─── Provided data

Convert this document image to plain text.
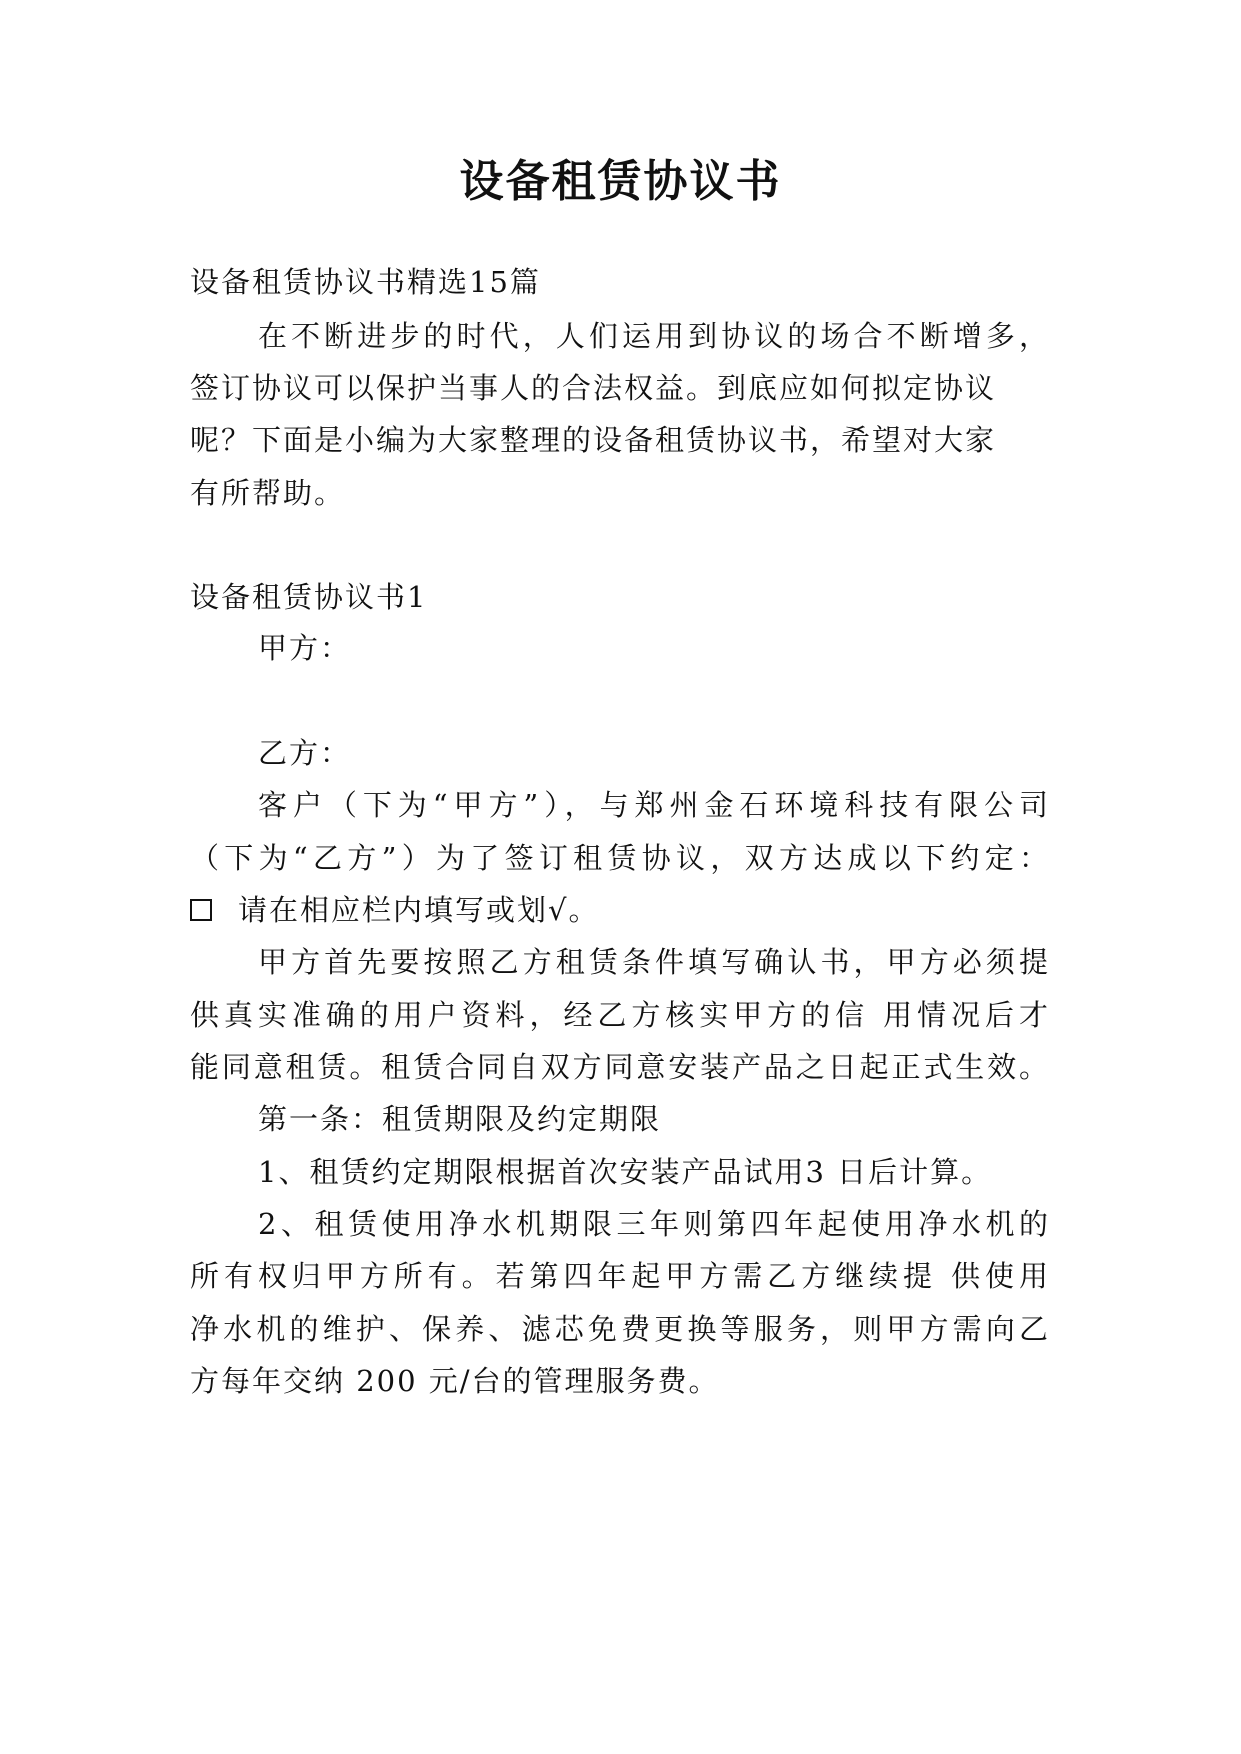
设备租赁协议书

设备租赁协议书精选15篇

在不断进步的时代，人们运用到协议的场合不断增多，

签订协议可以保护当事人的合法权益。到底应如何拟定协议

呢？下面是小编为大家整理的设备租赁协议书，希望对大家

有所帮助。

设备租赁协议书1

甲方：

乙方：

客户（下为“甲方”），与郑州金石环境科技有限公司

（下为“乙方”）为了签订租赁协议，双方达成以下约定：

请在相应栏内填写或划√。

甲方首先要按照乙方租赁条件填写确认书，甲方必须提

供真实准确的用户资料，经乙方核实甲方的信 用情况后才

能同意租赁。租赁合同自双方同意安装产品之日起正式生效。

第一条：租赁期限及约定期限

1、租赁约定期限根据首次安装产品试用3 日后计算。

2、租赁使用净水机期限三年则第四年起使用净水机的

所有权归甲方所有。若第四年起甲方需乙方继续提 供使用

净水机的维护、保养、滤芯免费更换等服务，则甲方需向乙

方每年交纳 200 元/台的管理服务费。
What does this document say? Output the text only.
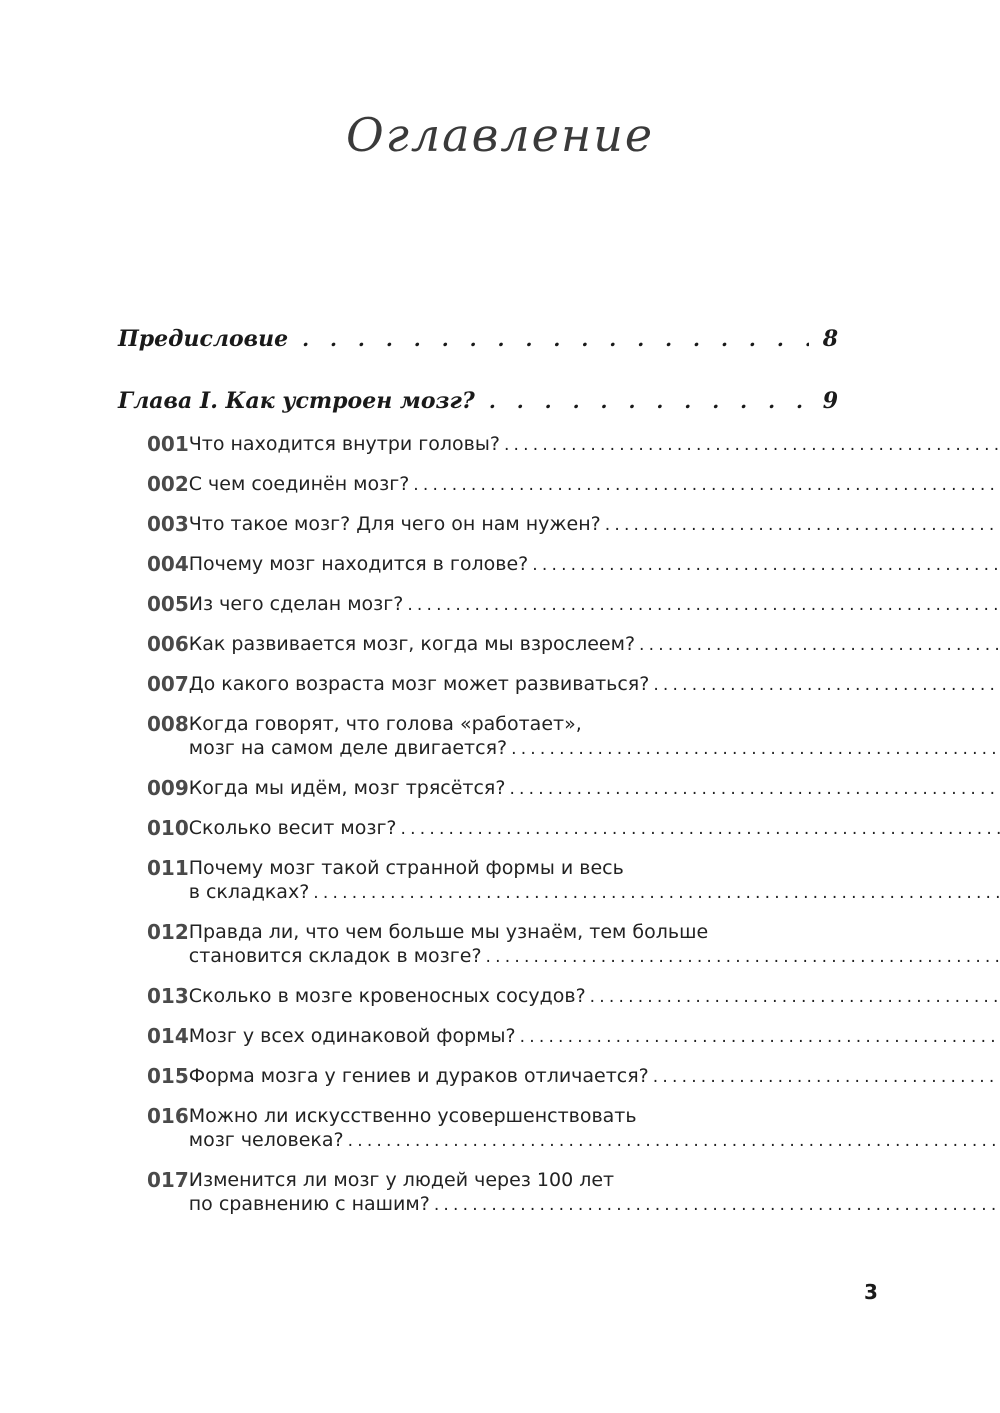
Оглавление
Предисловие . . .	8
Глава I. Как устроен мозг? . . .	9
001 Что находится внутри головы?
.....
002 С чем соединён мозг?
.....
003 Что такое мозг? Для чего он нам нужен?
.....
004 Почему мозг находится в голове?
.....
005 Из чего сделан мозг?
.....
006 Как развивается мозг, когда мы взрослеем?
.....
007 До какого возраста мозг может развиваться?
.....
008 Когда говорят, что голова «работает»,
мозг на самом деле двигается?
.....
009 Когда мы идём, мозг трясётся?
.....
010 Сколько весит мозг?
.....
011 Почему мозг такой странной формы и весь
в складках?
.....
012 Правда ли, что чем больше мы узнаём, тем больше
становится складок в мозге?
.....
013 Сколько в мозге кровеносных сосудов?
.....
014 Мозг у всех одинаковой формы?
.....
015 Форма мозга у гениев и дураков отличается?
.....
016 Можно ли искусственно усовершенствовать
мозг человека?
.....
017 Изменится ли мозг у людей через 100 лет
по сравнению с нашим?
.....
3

──────

- Given instruction
Write out exactly the lines from the line containing "What does this" through the last line of the listing above, please, and leave out any pictures.

- Task response
What does this document say? Output the text only.
Оглавление
Предисловие . . .	8
Глава I. Как устроен мозг? . . .	9
001 Что находится внутри головы?
.....
002 С чем соединён мозг?
.....
003 Что такое мозг? Для чего он нам нужен?
.....
004 Почему мозг находится в голове?
.....
005 Из чего сделан мозг?
.....
006 Как развивается мозг, когда мы взрослеем?
.....
007 До какого возраста мозг может развиваться?
.....
008 Когда говорят, что голова «работает»,
мозг на самом деле двигается?
.....
009 Когда мы идём, мозг трясётся?
.....
010 Сколько весит мозг?
.....
011 Почему мозг такой странной формы и весь
в складках?
.....
012 Правда ли, что чем больше мы узнаём, тем больше
становится складок в мозге?
.....
013 Сколько в мозге кровеносных сосудов?
.....
014 Мозг у всех одинаковой формы?
.....
015 Форма мозга у гениев и дураков отличается?
.....
016 Можно ли искусственно усовершенствовать
мозг человека?
.....
017 Изменится ли мозг у людей через 100 лет
по сравнению с нашим?
.....
3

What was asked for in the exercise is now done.